[Rows from a figure dataset]
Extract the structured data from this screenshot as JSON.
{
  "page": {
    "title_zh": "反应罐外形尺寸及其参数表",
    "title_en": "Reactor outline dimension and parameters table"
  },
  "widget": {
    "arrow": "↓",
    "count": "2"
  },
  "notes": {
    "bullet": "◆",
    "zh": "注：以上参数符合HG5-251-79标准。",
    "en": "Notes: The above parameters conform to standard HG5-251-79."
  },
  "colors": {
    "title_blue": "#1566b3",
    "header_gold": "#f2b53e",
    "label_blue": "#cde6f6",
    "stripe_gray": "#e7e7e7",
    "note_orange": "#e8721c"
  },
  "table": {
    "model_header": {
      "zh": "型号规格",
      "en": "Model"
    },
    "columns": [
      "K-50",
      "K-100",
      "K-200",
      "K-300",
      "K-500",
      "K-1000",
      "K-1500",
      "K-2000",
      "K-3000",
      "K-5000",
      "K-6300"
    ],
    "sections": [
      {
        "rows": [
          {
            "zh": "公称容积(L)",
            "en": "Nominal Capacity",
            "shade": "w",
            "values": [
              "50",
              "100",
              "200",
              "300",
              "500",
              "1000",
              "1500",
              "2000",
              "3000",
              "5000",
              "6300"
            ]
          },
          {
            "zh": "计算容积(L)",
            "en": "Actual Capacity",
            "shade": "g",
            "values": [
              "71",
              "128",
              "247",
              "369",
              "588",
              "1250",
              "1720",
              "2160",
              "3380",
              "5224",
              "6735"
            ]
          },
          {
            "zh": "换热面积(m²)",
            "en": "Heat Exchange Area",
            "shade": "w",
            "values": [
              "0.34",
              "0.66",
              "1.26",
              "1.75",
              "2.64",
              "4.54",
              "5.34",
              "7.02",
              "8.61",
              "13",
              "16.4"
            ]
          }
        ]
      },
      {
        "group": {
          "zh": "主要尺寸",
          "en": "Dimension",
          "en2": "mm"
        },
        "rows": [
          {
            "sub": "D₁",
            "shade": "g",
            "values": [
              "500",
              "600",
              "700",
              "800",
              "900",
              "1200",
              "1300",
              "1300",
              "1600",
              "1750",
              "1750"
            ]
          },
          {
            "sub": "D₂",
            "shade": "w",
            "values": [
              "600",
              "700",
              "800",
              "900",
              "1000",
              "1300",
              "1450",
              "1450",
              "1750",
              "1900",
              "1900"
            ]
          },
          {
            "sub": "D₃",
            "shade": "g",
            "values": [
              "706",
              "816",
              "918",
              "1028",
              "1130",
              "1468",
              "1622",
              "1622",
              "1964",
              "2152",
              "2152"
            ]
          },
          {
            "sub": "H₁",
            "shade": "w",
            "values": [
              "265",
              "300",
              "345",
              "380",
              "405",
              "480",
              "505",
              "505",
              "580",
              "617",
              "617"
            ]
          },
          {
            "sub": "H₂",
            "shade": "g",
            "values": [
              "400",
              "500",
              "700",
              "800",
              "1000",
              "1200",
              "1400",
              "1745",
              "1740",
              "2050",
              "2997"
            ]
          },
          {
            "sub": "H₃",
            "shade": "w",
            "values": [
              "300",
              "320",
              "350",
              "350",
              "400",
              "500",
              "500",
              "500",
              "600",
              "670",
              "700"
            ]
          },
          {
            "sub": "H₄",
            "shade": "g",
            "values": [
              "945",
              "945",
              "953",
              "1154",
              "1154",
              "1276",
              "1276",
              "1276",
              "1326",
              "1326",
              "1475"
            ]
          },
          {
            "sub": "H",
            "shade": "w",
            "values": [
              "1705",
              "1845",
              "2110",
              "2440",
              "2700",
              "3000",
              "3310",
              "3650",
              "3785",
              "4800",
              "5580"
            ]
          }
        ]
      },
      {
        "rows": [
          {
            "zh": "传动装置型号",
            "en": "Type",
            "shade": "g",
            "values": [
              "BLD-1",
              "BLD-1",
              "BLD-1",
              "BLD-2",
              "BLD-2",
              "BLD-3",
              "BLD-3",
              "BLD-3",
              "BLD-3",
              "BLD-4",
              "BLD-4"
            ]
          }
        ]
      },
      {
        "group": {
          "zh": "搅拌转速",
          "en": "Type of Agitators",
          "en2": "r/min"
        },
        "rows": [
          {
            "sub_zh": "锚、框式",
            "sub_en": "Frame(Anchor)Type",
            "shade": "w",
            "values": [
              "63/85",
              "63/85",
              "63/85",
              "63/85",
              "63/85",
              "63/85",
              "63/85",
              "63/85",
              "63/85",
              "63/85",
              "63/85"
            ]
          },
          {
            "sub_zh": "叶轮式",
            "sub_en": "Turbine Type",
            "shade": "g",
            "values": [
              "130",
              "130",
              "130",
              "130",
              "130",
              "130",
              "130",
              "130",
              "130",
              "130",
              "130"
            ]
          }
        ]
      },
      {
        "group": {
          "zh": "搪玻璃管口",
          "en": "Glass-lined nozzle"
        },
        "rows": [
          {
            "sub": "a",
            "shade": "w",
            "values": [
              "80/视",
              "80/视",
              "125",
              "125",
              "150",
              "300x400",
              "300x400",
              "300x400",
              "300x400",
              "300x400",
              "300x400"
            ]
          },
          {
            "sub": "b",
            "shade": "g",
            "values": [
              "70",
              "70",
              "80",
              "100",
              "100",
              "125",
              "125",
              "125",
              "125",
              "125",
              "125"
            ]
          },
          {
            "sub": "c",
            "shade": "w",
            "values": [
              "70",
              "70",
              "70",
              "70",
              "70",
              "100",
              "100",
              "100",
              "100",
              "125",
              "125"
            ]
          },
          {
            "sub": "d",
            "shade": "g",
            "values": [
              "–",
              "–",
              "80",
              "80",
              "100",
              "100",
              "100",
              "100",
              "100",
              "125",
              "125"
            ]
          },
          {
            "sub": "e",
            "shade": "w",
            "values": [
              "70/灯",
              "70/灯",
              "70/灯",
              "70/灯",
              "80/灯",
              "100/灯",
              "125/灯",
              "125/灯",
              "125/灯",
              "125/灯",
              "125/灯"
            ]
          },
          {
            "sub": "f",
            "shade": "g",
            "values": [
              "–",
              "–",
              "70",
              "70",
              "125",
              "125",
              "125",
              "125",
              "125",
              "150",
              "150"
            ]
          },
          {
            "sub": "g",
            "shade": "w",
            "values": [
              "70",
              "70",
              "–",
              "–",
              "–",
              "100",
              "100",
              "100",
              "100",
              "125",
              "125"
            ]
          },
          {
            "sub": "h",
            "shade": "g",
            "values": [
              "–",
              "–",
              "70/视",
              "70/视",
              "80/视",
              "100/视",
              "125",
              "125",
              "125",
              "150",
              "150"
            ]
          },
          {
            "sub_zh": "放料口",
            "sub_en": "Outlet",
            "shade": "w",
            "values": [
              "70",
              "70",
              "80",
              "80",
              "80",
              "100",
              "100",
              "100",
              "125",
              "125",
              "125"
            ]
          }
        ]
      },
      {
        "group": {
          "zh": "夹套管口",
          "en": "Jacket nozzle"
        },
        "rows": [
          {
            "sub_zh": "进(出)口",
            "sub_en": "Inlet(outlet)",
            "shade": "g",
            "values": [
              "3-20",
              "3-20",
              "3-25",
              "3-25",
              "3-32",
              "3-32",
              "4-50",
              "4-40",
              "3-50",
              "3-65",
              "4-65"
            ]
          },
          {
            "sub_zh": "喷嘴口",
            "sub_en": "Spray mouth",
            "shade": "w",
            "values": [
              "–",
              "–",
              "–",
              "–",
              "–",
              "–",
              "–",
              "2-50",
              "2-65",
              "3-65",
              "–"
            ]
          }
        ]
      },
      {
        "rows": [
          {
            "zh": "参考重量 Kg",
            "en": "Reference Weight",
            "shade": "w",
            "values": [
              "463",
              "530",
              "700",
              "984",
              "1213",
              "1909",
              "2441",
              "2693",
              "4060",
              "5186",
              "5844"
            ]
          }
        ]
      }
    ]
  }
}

OBJECTIVE: Display every line of the listing that contains the string "Capacity".

WRITTEN RESPONSE:
            "en": "Nominal Capacity",
            "en": "Actual Capacity",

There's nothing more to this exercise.